_Written exercise_
Copy out each line containing "sean" from the entries below.

_Data excerpts_
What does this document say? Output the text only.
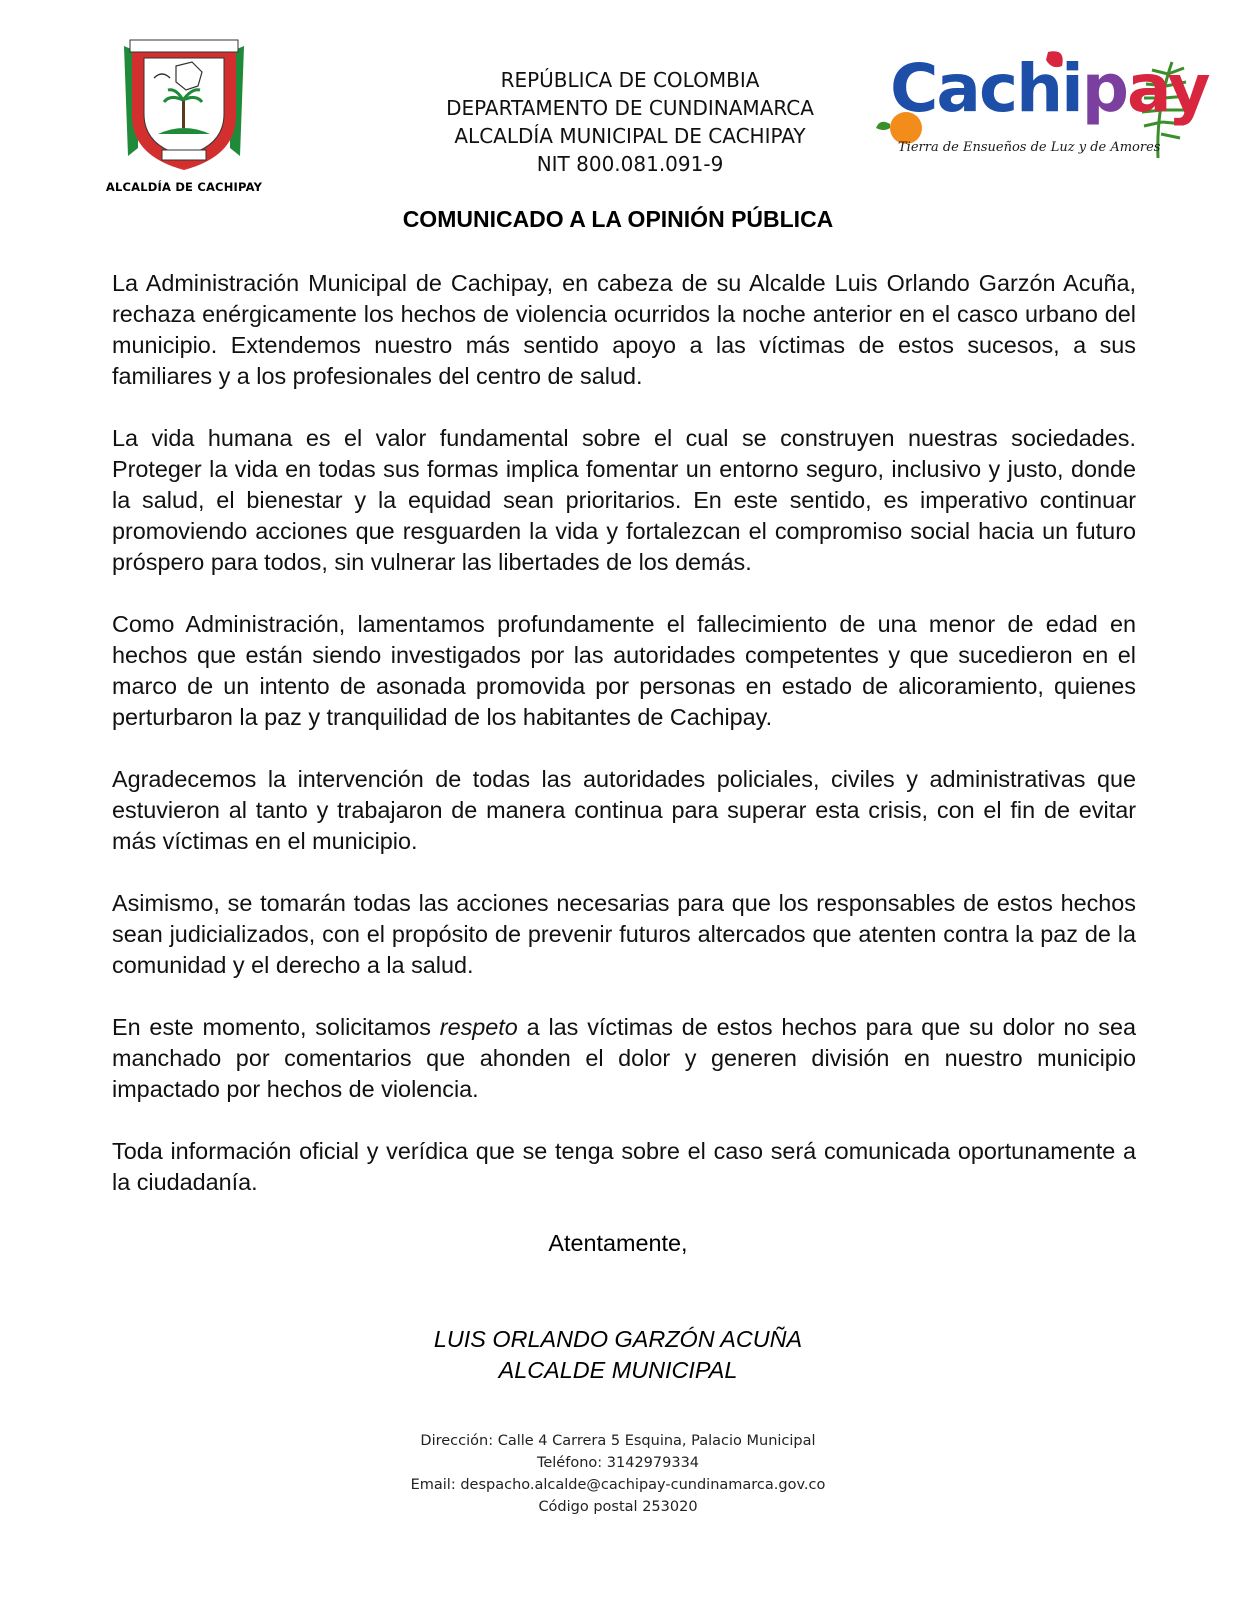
ALCALDÍA DE CACHIPAY
REPÚBLICA DE COLOMBIA
DEPARTAMENTO DE CUNDINAMARCA
ALCALDÍA MUNICIPAL DE CACHIPAY
NIT 800.081.091-9
Cachipay
Tierra de Ensueños de Luz y de Amores
COMUNICADO A LA OPINIÓN PÚBLICA

La Administración Municipal de Cachipay, en cabeza de su Alcalde Luis Orlando Garzón Acuña, rechaza enérgicamente los hechos de violencia ocurridos la noche anterior en el casco urbano del municipio. Extendemos nuestro más sentido apoyo a las víctimas de estos sucesos, a sus familiares y a los profesionales del centro de salud.

La vida humana es el valor fundamental sobre el cual se construyen nuestras sociedades. Proteger la vida en todas sus formas implica fomentar un entorno seguro, inclusivo y justo, donde la salud, el bienestar y la equidad sean prioritarios. En este sentido, es imperativo continuar promoviendo acciones que resguarden la vida y fortalezcan el compromiso social hacia un futuro próspero para todos, sin vulnerar las libertades de los demás.

Como Administración, lamentamos profundamente el fallecimiento de una menor de edad en hechos que están siendo investigados por las autoridades competentes y que sucedieron en el marco de un intento de asonada promovida por personas en estado de alicoramiento, quienes perturbaron la paz y tranquilidad de los habitantes de Cachipay.

Agradecemos la intervención de todas las autoridades policiales, civiles y administrativas que estuvieron al tanto y trabajaron de manera continua para superar esta crisis, con el fin de evitar más víctimas en el municipio.

Asimismo, se tomarán todas las acciones necesarias para que los responsables de estos hechos sean judicializados, con el propósito de prevenir futuros altercados que atenten contra la paz de la comunidad y el derecho a la salud.

En este momento, solicitamos respeto a las víctimas de estos hechos para que su dolor no sea manchado por comentarios que ahonden el dolor y generen división en nuestro municipio impactado por hechos de violencia.

Toda información oficial y verídica que se tenga sobre el caso será comunicada oportunamente a la ciudadanía.

Atentamente,
LUIS ORLANDO GARZÓN ACUÑA
ALCALDE MUNICIPAL
Dirección: Calle 4 Carrera 5 Esquina, Palacio Municipal
Teléfono: 3142979334
Email: despacho.alcalde@cachipay-cundinamarca.gov.co
Código postal 253020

_Correct output_
La vida humana es el valor fundamental sobre el cual se construyen nuestras sociedades. Proteger la vida en todas sus formas implica fomentar un entorno seguro, inclusivo y justo, donde la salud, el bienestar y la equidad sean prioritarios. En este sentido, es imperativo continuar promoviendo acciones que resguarden la vida y fortalezcan el compromiso social hacia un futuro próspero para todos, sin vulnerar las libertades de los demás.
Asimismo, se tomarán todas las acciones necesarias para que los responsables de estos hechos sean judicializados, con el propósito de prevenir futuros altercados que atenten contra la paz de la comunidad y el derecho a la salud.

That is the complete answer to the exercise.